Written request: Return every line of the material below without any change, but leave out the pictures.

Coordinate annotation records:

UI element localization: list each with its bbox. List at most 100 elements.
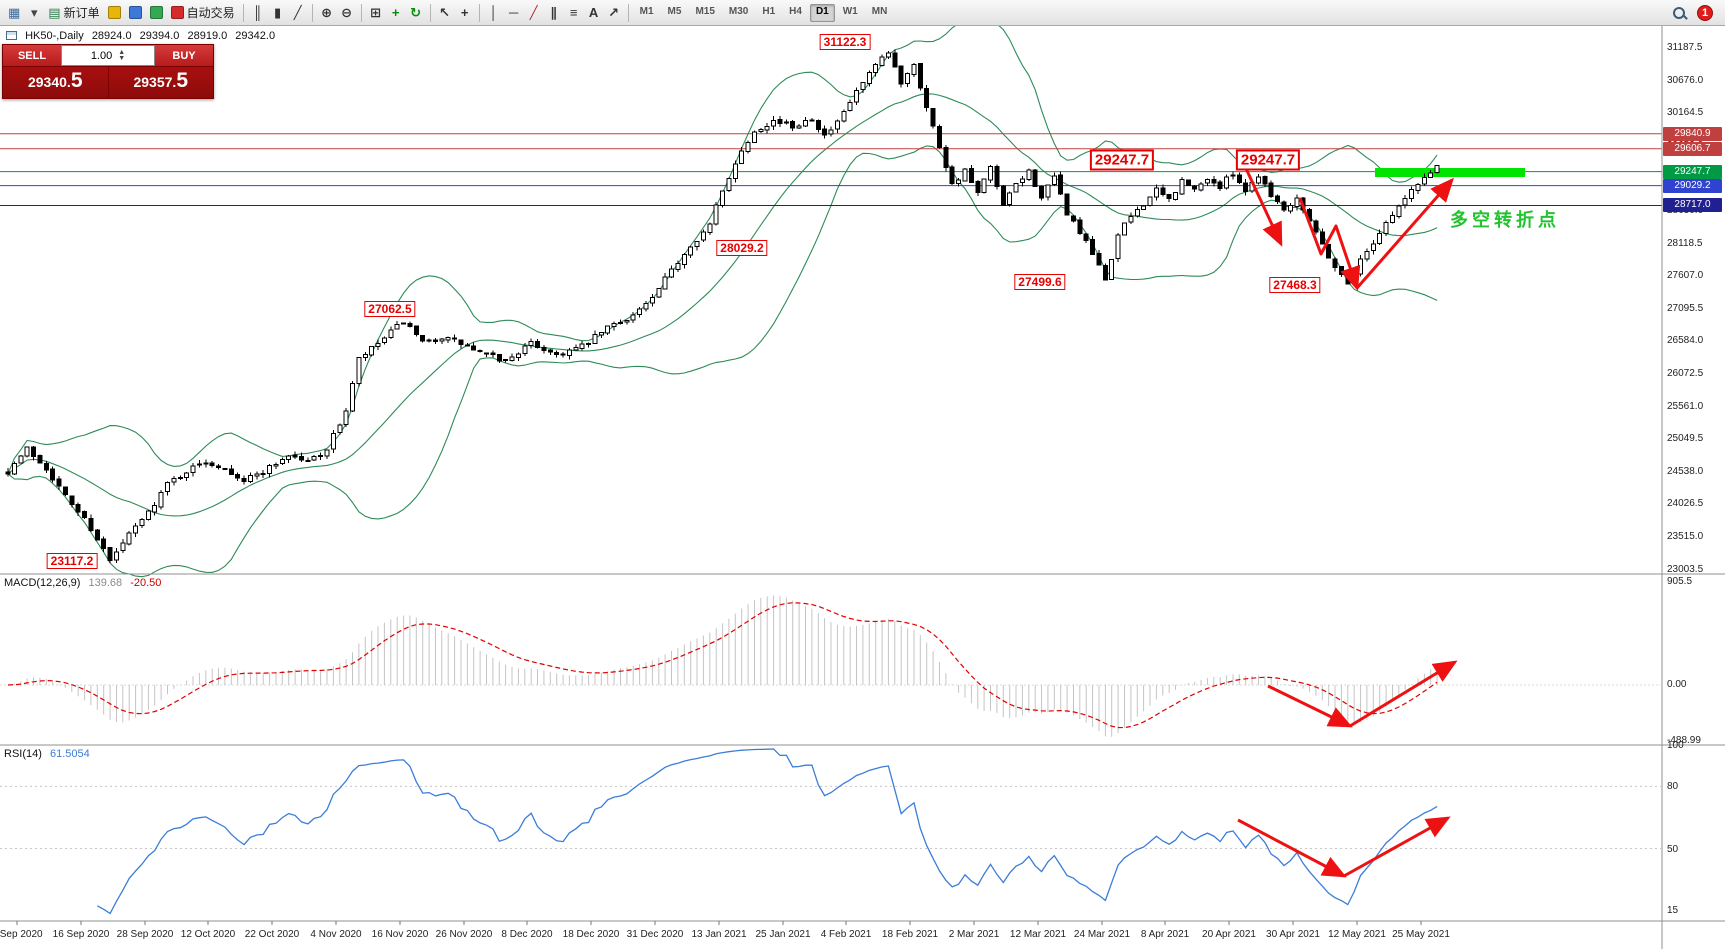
fibonacci-button[interactable]: ≡ xyxy=(564,2,584,24)
highlight-bar[interactable] xyxy=(1375,168,1525,177)
trend-arrow-main[interactable] xyxy=(1355,177,1454,289)
timeframe-w1[interactable]: W1 xyxy=(842,5,858,17)
chart-header: HK50-,Daily 28924.0 29394.0 28919.0 2934… xyxy=(6,30,280,42)
volume-input[interactable]: 1.00 ▲ ▼ xyxy=(61,45,155,66)
timeframe-d1[interactable]: D1 xyxy=(809,3,835,22)
bollinger-middle xyxy=(7,93,1438,517)
indicators-button[interactable]: + xyxy=(386,2,406,24)
volume-spinner[interactable]: ▲ ▼ xyxy=(118,48,126,62)
navigator-button[interactable] xyxy=(146,2,167,24)
price-main: 29357. xyxy=(133,74,177,90)
rsi-title: RSI(14) xyxy=(4,748,42,760)
open-value: 28924.0 xyxy=(91,30,132,42)
tile-windows-icon: ⊞ xyxy=(370,4,382,20)
crosshair-button[interactable]: + xyxy=(455,2,475,24)
timeframe-m1[interactable]: M1 xyxy=(639,5,654,17)
timeframe-mn[interactable]: MN xyxy=(871,5,888,17)
macd-histogram xyxy=(13,595,1438,737)
trend-arrow-main[interactable] xyxy=(1298,197,1361,291)
autotrading-label: 自动交易 xyxy=(186,6,235,20)
volume-value: 1.00 xyxy=(90,49,113,62)
metaeditor-icon xyxy=(107,6,121,19)
new-chart-button[interactable]: ▦ xyxy=(4,2,24,24)
autotrading-button[interactable]: 自动交易 xyxy=(167,2,239,24)
horizontal-line-button[interactable]: ─ xyxy=(504,2,524,24)
metaeditor-button[interactable] xyxy=(104,2,125,24)
market-watch-button[interactable] xyxy=(125,2,146,24)
timeframe-m5[interactable]: M5 xyxy=(667,5,682,17)
trendline-button[interactable]: ╱ xyxy=(524,2,544,24)
rsi-value: 61.5054 xyxy=(49,748,90,760)
vertical-line-button[interactable]: │ xyxy=(484,2,504,24)
macd-signal-value: -20.50 xyxy=(130,577,162,589)
trend-arrow-rsi[interactable] xyxy=(1343,816,1451,878)
tile-windows-button[interactable]: ⊞ xyxy=(366,2,386,24)
chart-icon xyxy=(6,31,17,40)
indicators-icon: + xyxy=(391,5,400,20)
bar-chart-icon: ║ xyxy=(253,5,263,20)
text-label-button[interactable]: A xyxy=(584,2,604,24)
close-value: 29342.0 xyxy=(235,30,276,42)
bar-chart-button[interactable]: ║ xyxy=(248,2,268,24)
timeframe-m30[interactable]: M30 xyxy=(728,5,749,17)
zoom-out-icon: ⊖ xyxy=(341,4,353,20)
zoom-in-button[interactable]: ⊕ xyxy=(317,2,337,24)
cursor-icon: ↖ xyxy=(439,4,451,20)
price-pip: 5 xyxy=(70,69,83,92)
new-chart-dropdown-icon: ▾ xyxy=(31,4,38,20)
spinner-down-icon[interactable]: ▼ xyxy=(118,54,126,62)
timeframe-h1[interactable]: H1 xyxy=(762,5,776,17)
macd-signal-line xyxy=(7,602,1438,729)
period-sync-button[interactable]: ↻ xyxy=(406,2,426,24)
toolbar-separator xyxy=(429,3,431,22)
trend-arrow-rsi[interactable] xyxy=(1237,818,1347,878)
crosshair-icon: + xyxy=(460,5,469,20)
trend-arrow-macd[interactable] xyxy=(1349,660,1458,728)
period-sync-icon: ↻ xyxy=(410,4,422,20)
zoom-out-button[interactable]: ⊖ xyxy=(337,2,357,24)
cursor-button[interactable]: ↖ xyxy=(435,2,455,24)
low-value: 28919.0 xyxy=(187,30,228,42)
vertical-line-icon: │ xyxy=(489,5,498,20)
new-order-label: 新订单 xyxy=(63,6,100,20)
text-label-icon: A xyxy=(588,5,599,20)
buy-button[interactable]: BUY xyxy=(155,45,213,66)
price-pip: 5 xyxy=(176,69,188,92)
timeframe-m15[interactable]: M15 xyxy=(695,5,715,17)
line-chart-button[interactable]: ╱ xyxy=(288,2,308,24)
macd-header: MACD(12,26,9) 139.68 -20.50 xyxy=(4,577,166,589)
toolbar-separator xyxy=(627,3,629,22)
new-order-button[interactable]: ▤ 新订单 xyxy=(44,2,103,24)
new-order-icon: ▤ xyxy=(48,4,61,20)
new-chart-icon: ▦ xyxy=(8,4,21,20)
sell-button[interactable]: SELL xyxy=(3,45,61,66)
arrow-object-icon: ↗ xyxy=(608,4,620,20)
horizontal-line-icon: ─ xyxy=(509,5,519,20)
navigator-icon xyxy=(149,6,163,19)
buy-price[interactable]: 29357. 5 xyxy=(107,67,213,98)
sell-price[interactable]: 29340. 5 xyxy=(3,67,108,98)
search-icon[interactable] xyxy=(1671,5,1687,21)
timeframe-bar: M1 M5 M15 M30 H1 H4 D1 W1 MN xyxy=(633,3,895,22)
toolbar-separator xyxy=(478,3,480,22)
candles xyxy=(5,49,1440,564)
line-chart-icon: ╱ xyxy=(293,4,302,20)
spinner-up-icon[interactable]: ▲ xyxy=(118,48,126,56)
arrow-object-button[interactable]: ↗ xyxy=(604,2,624,24)
notification-badge[interactable]: 1 xyxy=(1697,4,1713,21)
zoom-in-icon: ⊕ xyxy=(321,4,333,20)
timeframe-h4[interactable]: H4 xyxy=(789,5,802,17)
channel-icon: ∥ xyxy=(550,4,557,20)
channel-button[interactable]: ∥ xyxy=(544,2,564,24)
trend-arrow-main[interactable] xyxy=(1241,161,1283,247)
bollinger-bands xyxy=(7,14,1438,578)
candlestick-chart-button[interactable]: ▮ xyxy=(268,2,288,24)
symbol-period-label: HK50-,Daily xyxy=(25,30,84,42)
macd-main-value: 139.68 xyxy=(88,577,123,589)
trend-arrow-macd[interactable] xyxy=(1267,684,1353,728)
candlestick-chart-icon: ▮ xyxy=(274,4,282,20)
toolbar-separator xyxy=(242,3,244,22)
new-chart-dropdown-button[interactable]: ▾ xyxy=(24,2,44,24)
market-watch-icon xyxy=(128,6,142,19)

In response:
UI element localization: list each with its bbox. List at most 100 elements.
fibonacci-button[interactable]: ≡ xyxy=(564,2,584,24)
highlight-bar[interactable] xyxy=(1375,168,1525,177)
trend-arrow-main[interactable] xyxy=(1355,177,1454,289)
timeframe-w1[interactable]: W1 xyxy=(842,5,858,17)
chart-header: HK50-,Daily 28924.0 29394.0 28919.0 2934… xyxy=(6,30,280,42)
volume-input[interactable]: 1.00 ▲ ▼ xyxy=(61,45,155,66)
timeframe-d1[interactable]: D1 xyxy=(809,3,835,22)
bollinger-middle xyxy=(7,93,1438,517)
indicators-button[interactable]: + xyxy=(386,2,406,24)
volume-spinner[interactable]: ▲ ▼ xyxy=(118,48,126,62)
navigator-button[interactable] xyxy=(146,2,167,24)
price-main: 29357. xyxy=(133,74,177,90)
rsi-title: RSI(14) xyxy=(4,748,42,760)
open-value: 28924.0 xyxy=(91,30,132,42)
tile-windows-icon: ⊞ xyxy=(370,4,382,20)
crosshair-button[interactable]: + xyxy=(455,2,475,24)
timeframe-m1[interactable]: M1 xyxy=(639,5,654,17)
timeframe-mn[interactable]: MN xyxy=(871,5,888,17)
macd-histogram xyxy=(13,595,1438,737)
trend-arrow-main[interactable] xyxy=(1298,197,1361,291)
autotrading-label: 自动交易 xyxy=(186,6,235,20)
volume-value: 1.00 xyxy=(90,49,113,62)
metaeditor-icon xyxy=(107,6,121,19)
new-chart-button[interactable]: ▦ xyxy=(4,2,24,24)
autotrading-button[interactable]: 自动交易 xyxy=(167,2,239,24)
horizontal-line-button[interactable]: ─ xyxy=(504,2,524,24)
metaeditor-button[interactable] xyxy=(104,2,125,24)
market-watch-button[interactable] xyxy=(125,2,146,24)
timeframe-m5[interactable]: M5 xyxy=(667,5,682,17)
trendline-button[interactable]: ╱ xyxy=(524,2,544,24)
rsi-value: 61.5054 xyxy=(49,748,90,760)
vertical-line-button[interactable]: │ xyxy=(484,2,504,24)
macd-signal-value: -20.50 xyxy=(130,577,162,589)
trend-arrow-rsi[interactable] xyxy=(1343,816,1451,878)
tile-windows-button[interactable]: ⊞ xyxy=(366,2,386,24)
chart-icon xyxy=(6,31,17,40)
indicators-icon: + xyxy=(391,5,400,20)
bar-chart-icon: ║ xyxy=(253,5,263,20)
text-label-button[interactable]: A xyxy=(584,2,604,24)
close-value: 29342.0 xyxy=(235,30,276,42)
bar-chart-button[interactable]: ║ xyxy=(248,2,268,24)
timeframe-m30[interactable]: M30 xyxy=(728,5,749,17)
zoom-out-icon: ⊖ xyxy=(341,4,353,20)
zoom-in-button[interactable]: ⊕ xyxy=(317,2,337,24)
cursor-icon: ↖ xyxy=(439,4,451,20)
price-pip: 5 xyxy=(70,69,83,92)
new-chart-dropdown-icon: ▾ xyxy=(31,4,38,20)
spinner-down-icon[interactable]: ▼ xyxy=(118,54,126,62)
timeframe-h1[interactable]: H1 xyxy=(762,5,776,17)
macd-signal-line xyxy=(7,602,1438,729)
period-sync-button[interactable]: ↻ xyxy=(406,2,426,24)
toolbar-separator xyxy=(429,3,431,22)
trend-arrow-rsi[interactable] xyxy=(1237,818,1347,878)
crosshair-icon: + xyxy=(460,5,469,20)
trend-arrow-macd[interactable] xyxy=(1349,660,1458,728)
period-sync-icon: ↻ xyxy=(410,4,422,20)
zoom-out-button[interactable]: ⊖ xyxy=(337,2,357,24)
cursor-button[interactable]: ↖ xyxy=(435,2,455,24)
low-value: 28919.0 xyxy=(187,30,228,42)
vertical-line-icon: │ xyxy=(489,5,498,20)
new-order-label: 新订单 xyxy=(63,6,100,20)
text-label-icon: A xyxy=(588,5,599,20)
buy-button[interactable]: BUY xyxy=(155,45,213,66)
price-pip: 5 xyxy=(176,69,188,92)
timeframe-m15[interactable]: M15 xyxy=(695,5,715,17)
line-chart-button[interactable]: ╱ xyxy=(288,2,308,24)
macd-header: MACD(12,26,9) 139.68 -20.50 xyxy=(4,577,166,589)
toolbar-separator xyxy=(627,3,629,22)
new-order-button[interactable]: ▤ 新订单 xyxy=(44,2,103,24)
new-order-icon: ▤ xyxy=(48,4,61,20)
new-chart-icon: ▦ xyxy=(8,4,21,20)
sell-button[interactable]: SELL xyxy=(3,45,61,66)
arrow-object-icon: ↗ xyxy=(608,4,620,20)
horizontal-line-icon: ─ xyxy=(509,5,519,20)
navigator-icon xyxy=(149,6,163,19)
buy-price[interactable]: 29357. 5 xyxy=(107,67,213,98)
sell-price[interactable]: 29340. 5 xyxy=(3,67,108,98)
search-icon[interactable] xyxy=(1671,5,1687,21)
timeframe-bar: M1 M5 M15 M30 H1 H4 D1 W1 MN xyxy=(633,3,895,22)
toolbar-separator xyxy=(478,3,480,22)
candles xyxy=(5,49,1440,564)
line-chart-icon: ╱ xyxy=(293,4,302,20)
spinner-up-icon[interactable]: ▲ xyxy=(118,48,126,56)
arrow-object-button[interactable]: ↗ xyxy=(604,2,624,24)
notification-badge[interactable]: 1 xyxy=(1697,4,1713,21)
zoom-in-icon: ⊕ xyxy=(321,4,333,20)
timeframe-h4[interactable]: H4 xyxy=(789,5,802,17)
channel-icon: ∥ xyxy=(550,4,557,20)
channel-button[interactable]: ∥ xyxy=(544,2,564,24)
trend-arrow-main[interactable] xyxy=(1241,161,1283,247)
bollinger-bands xyxy=(7,14,1438,578)
candlestick-chart-button[interactable]: ▮ xyxy=(268,2,288,24)
symbol-period-label: HK50-,Daily xyxy=(25,30,84,42)
macd-main-value: 139.68 xyxy=(88,577,123,589)
trend-arrow-macd[interactable] xyxy=(1267,684,1353,728)
candlestick-chart-icon: ▮ xyxy=(274,4,282,20)
toolbar-separator xyxy=(242,3,244,22)
new-chart-dropdown-button[interactable]: ▾ xyxy=(24,2,44,24)
market-watch-icon xyxy=(128,6,142,19)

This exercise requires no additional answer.